### Work to do
Identify the lines that contain the string "农忙既毕" and copy all of them.

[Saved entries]
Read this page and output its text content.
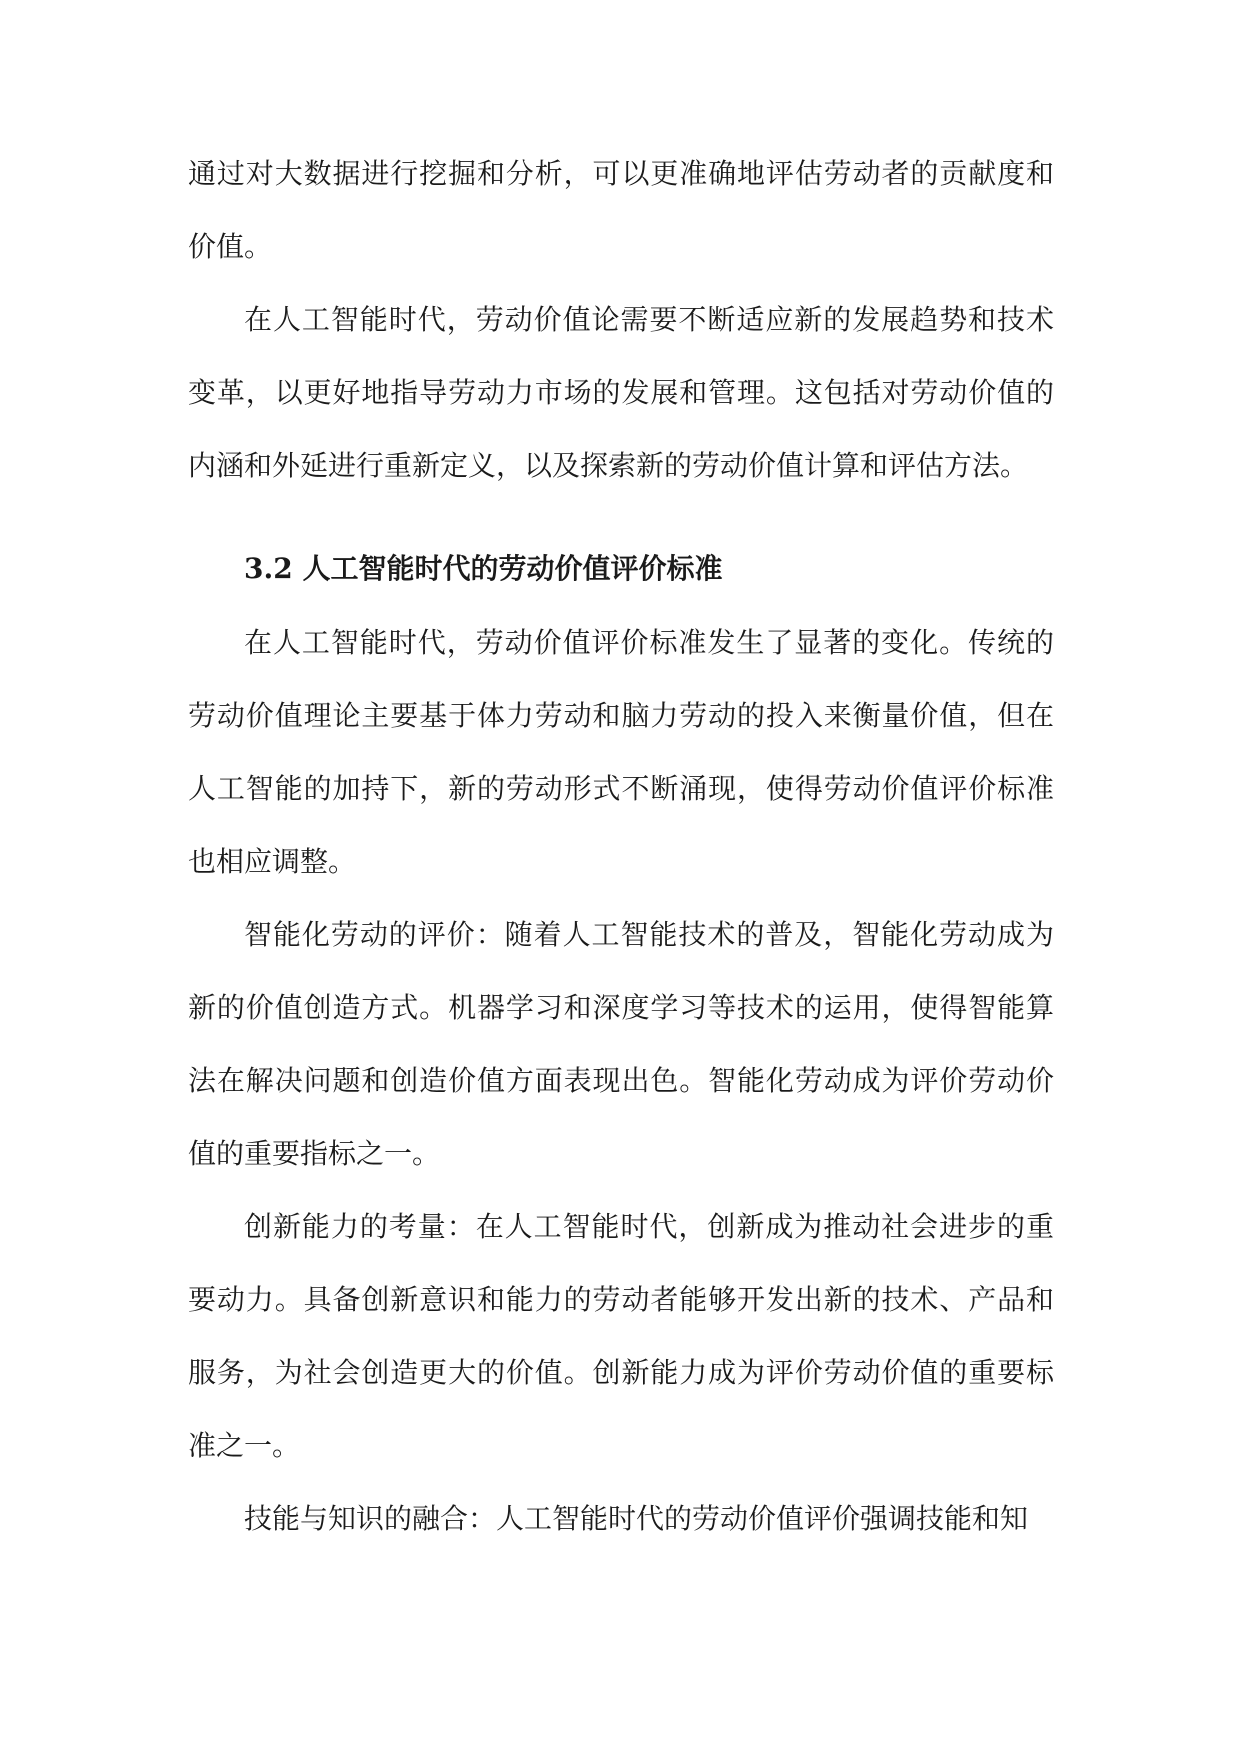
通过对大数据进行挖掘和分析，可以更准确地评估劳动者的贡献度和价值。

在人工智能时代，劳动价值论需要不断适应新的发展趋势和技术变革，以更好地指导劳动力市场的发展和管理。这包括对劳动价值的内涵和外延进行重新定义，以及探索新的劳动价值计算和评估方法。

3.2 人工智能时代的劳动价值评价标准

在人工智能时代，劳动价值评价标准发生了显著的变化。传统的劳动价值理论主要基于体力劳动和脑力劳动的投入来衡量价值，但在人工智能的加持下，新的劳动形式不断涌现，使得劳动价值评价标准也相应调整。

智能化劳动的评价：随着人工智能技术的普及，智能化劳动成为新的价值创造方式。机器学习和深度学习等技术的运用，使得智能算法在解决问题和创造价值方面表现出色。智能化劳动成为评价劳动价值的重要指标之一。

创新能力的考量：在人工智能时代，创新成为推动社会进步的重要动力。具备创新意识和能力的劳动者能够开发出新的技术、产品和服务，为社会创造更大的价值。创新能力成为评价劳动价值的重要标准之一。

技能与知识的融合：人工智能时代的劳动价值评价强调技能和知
...
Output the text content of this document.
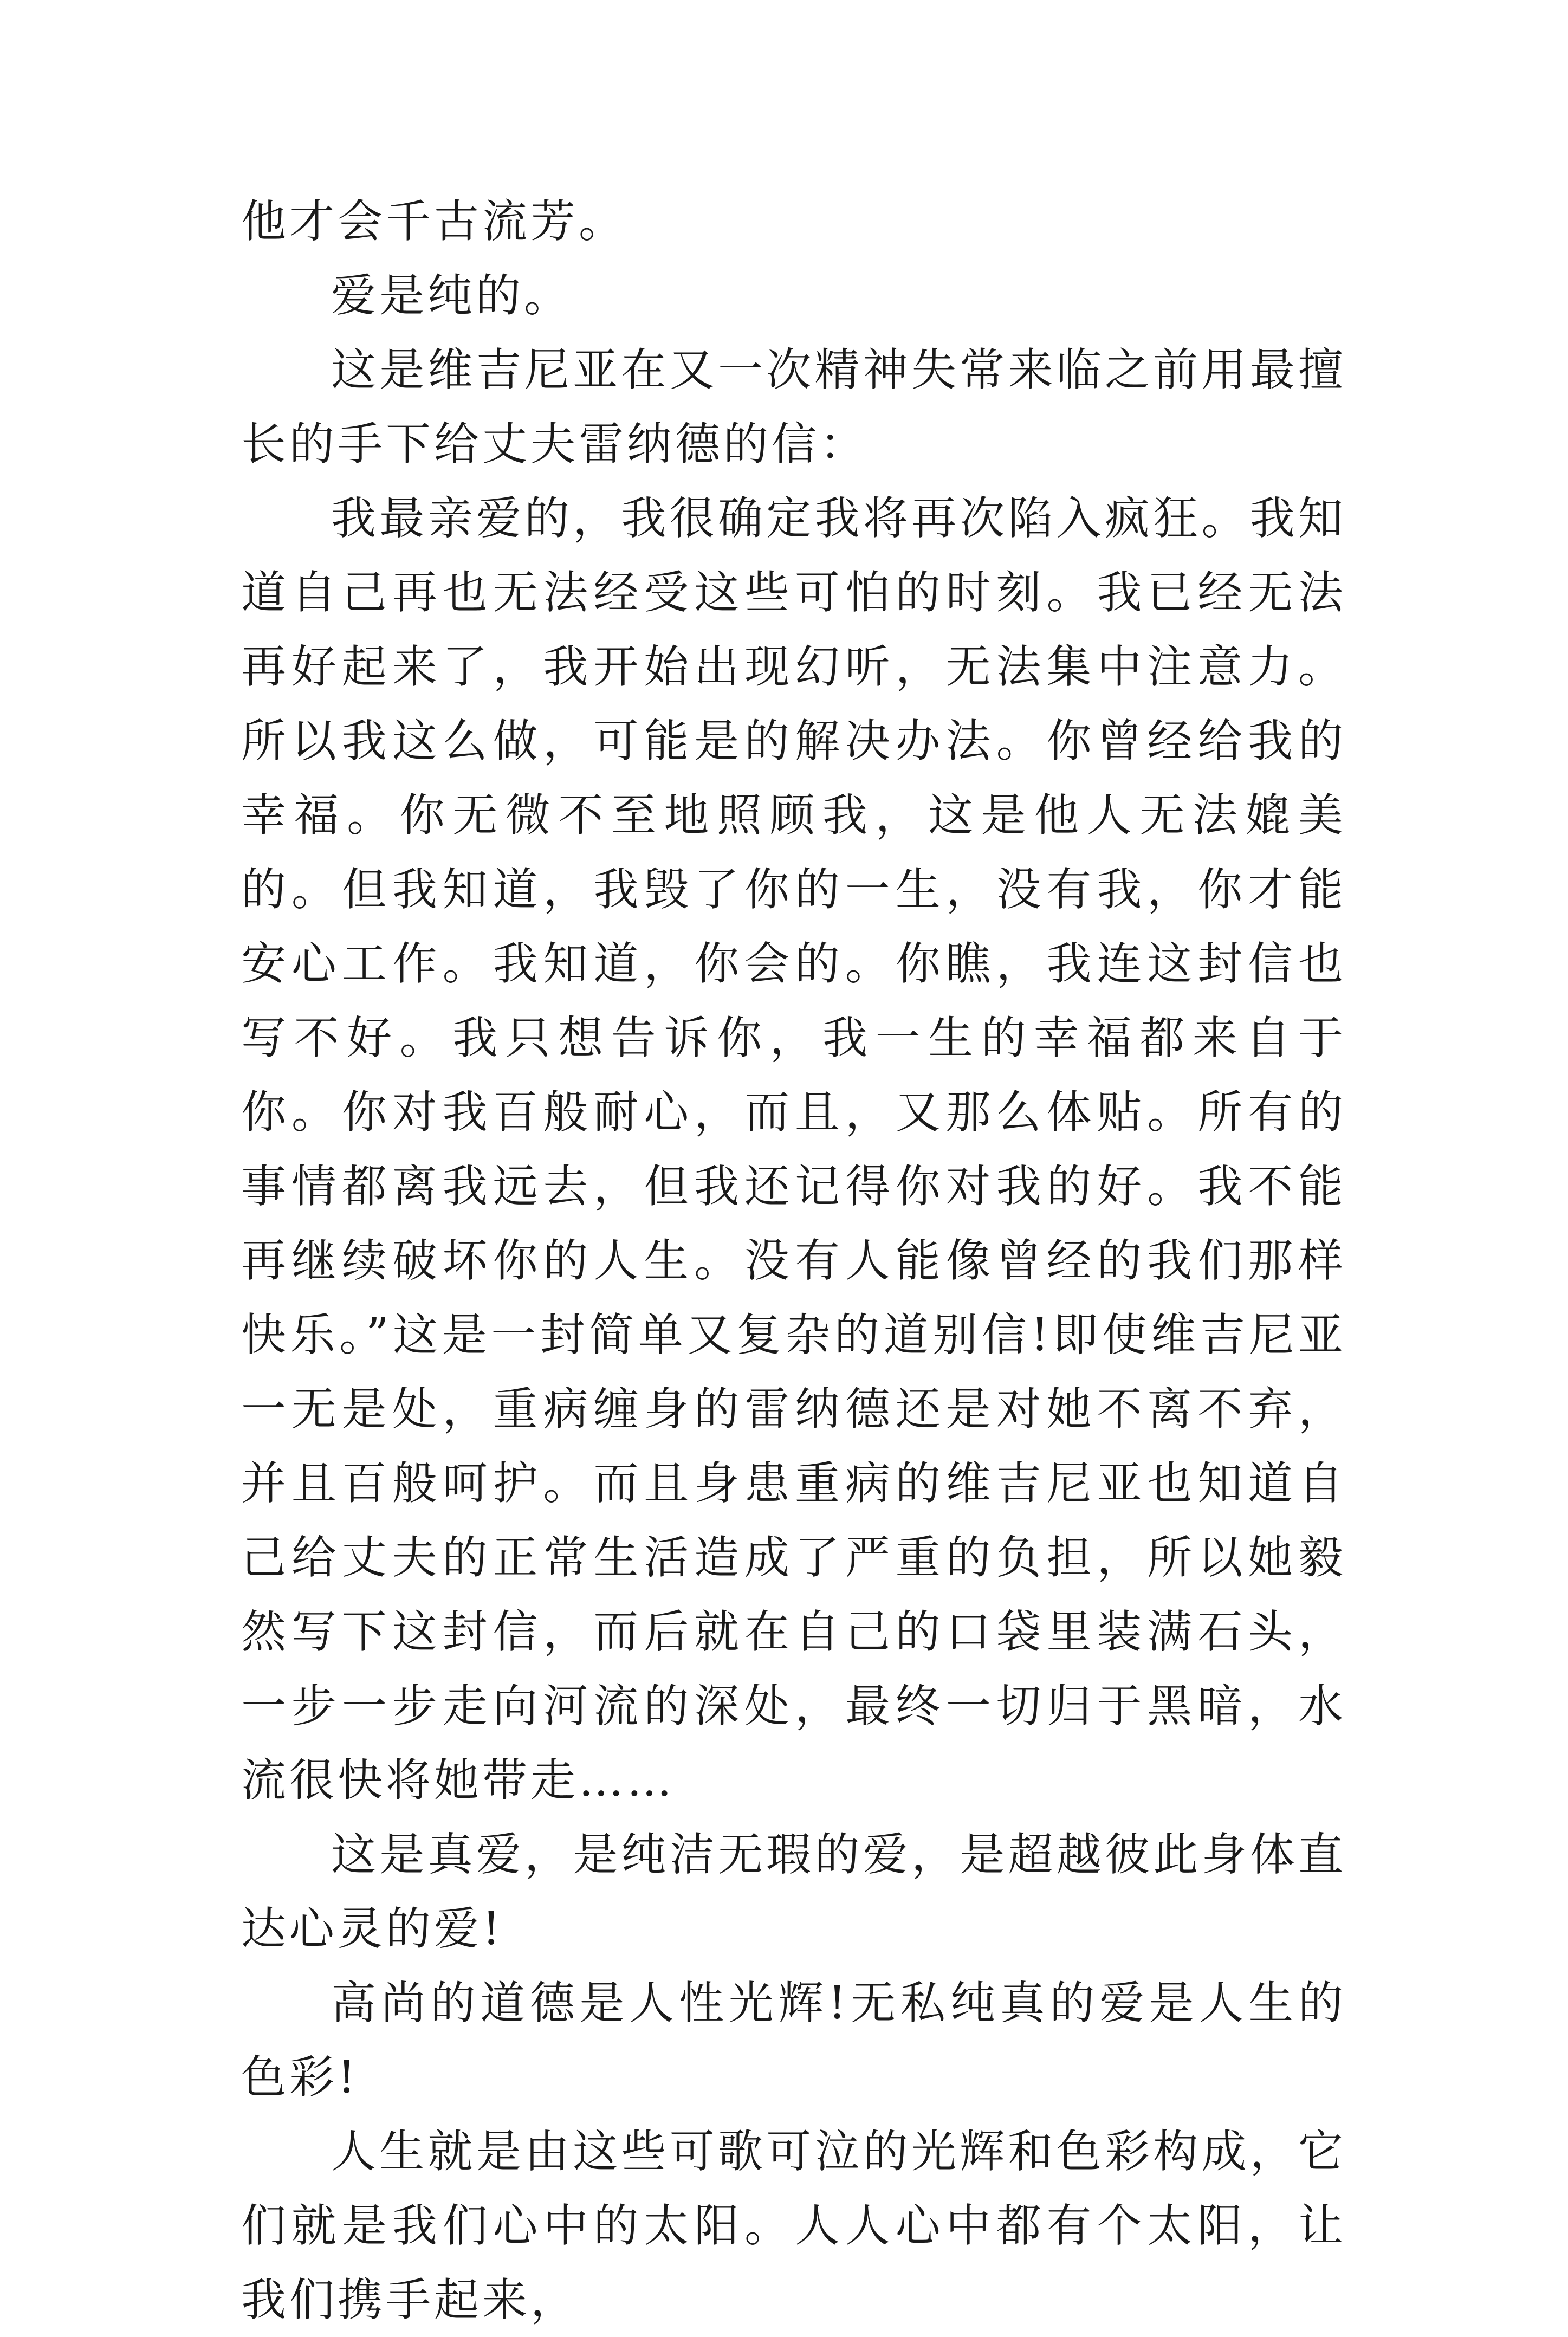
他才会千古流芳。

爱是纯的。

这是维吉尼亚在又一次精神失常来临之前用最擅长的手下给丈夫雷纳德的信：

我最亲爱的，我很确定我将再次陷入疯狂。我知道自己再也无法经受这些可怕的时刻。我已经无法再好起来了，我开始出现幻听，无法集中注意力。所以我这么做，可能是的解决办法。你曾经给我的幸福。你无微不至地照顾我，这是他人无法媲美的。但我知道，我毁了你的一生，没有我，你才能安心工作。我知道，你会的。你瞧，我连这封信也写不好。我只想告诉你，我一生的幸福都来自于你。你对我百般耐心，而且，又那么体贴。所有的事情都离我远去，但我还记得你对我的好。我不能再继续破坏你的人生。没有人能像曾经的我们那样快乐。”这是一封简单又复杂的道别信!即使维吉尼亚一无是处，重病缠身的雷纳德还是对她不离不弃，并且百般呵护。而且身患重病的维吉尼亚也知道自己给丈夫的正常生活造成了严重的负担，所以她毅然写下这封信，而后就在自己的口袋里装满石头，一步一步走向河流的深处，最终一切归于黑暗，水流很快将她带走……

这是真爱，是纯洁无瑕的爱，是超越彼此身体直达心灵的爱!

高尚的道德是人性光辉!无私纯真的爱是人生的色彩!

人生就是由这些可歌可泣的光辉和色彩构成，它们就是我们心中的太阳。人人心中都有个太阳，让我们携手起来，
...
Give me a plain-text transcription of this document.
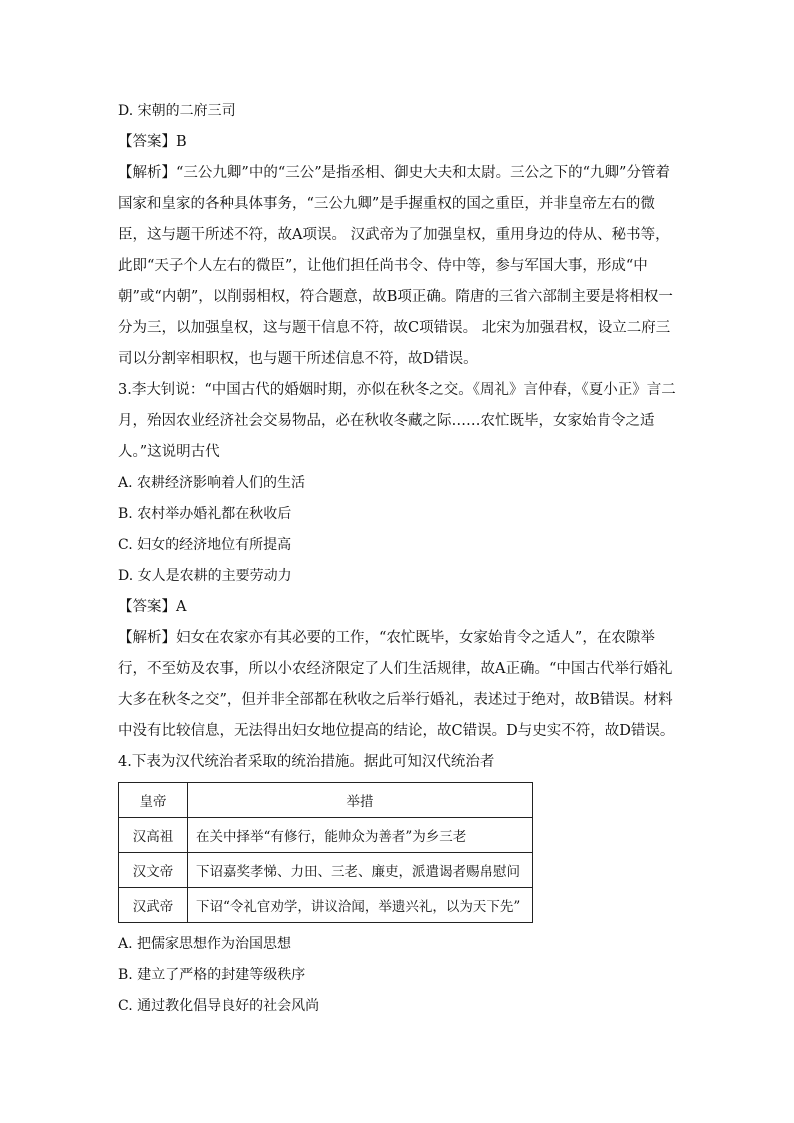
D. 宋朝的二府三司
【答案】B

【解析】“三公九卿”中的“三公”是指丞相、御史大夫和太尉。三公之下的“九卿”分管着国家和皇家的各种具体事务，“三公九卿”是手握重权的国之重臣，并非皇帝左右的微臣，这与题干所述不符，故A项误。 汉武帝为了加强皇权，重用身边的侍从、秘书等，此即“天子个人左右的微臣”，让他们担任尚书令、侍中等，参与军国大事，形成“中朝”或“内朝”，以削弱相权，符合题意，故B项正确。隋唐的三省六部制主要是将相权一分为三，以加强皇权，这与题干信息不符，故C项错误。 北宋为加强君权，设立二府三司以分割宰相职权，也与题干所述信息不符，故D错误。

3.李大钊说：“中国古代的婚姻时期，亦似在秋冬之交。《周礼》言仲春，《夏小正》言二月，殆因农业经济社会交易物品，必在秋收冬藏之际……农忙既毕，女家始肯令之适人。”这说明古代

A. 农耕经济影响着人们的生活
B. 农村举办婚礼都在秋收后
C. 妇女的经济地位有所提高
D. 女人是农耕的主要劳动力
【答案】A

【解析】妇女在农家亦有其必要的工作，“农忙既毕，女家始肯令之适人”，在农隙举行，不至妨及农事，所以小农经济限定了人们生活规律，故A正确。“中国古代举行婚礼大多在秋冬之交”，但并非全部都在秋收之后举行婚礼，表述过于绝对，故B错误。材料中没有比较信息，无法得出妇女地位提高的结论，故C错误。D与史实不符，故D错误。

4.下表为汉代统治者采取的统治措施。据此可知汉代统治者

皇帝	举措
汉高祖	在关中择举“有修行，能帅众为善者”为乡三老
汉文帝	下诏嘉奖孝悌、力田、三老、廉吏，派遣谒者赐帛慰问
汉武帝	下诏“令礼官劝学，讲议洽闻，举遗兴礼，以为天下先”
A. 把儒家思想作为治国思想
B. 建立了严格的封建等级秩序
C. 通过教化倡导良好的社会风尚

### Task output
3.李大钊说：“中国古代的婚姻时期，亦似在秋冬之交。《周礼》言仲春，《夏小正》言二月，殆因农业经济社会交易物品，必在秋收冬藏之际……农忙既毕，女家始肯令之适人。”这说明古代
【解析】妇女在农家亦有其必要的工作，“农忙既毕，女家始肯令之适人”，在农隙举行，不至妨及农事，所以小农经济限定了人们生活规律，故A正确。“中国古代举行婚礼大多在秋冬之交”，但并非全部都在秋收之后举行婚礼，表述过于绝对，故B错误。材料中没有比较信息，无法得出妇女地位提高的结论，故C错误。D与史实不符，故D错误。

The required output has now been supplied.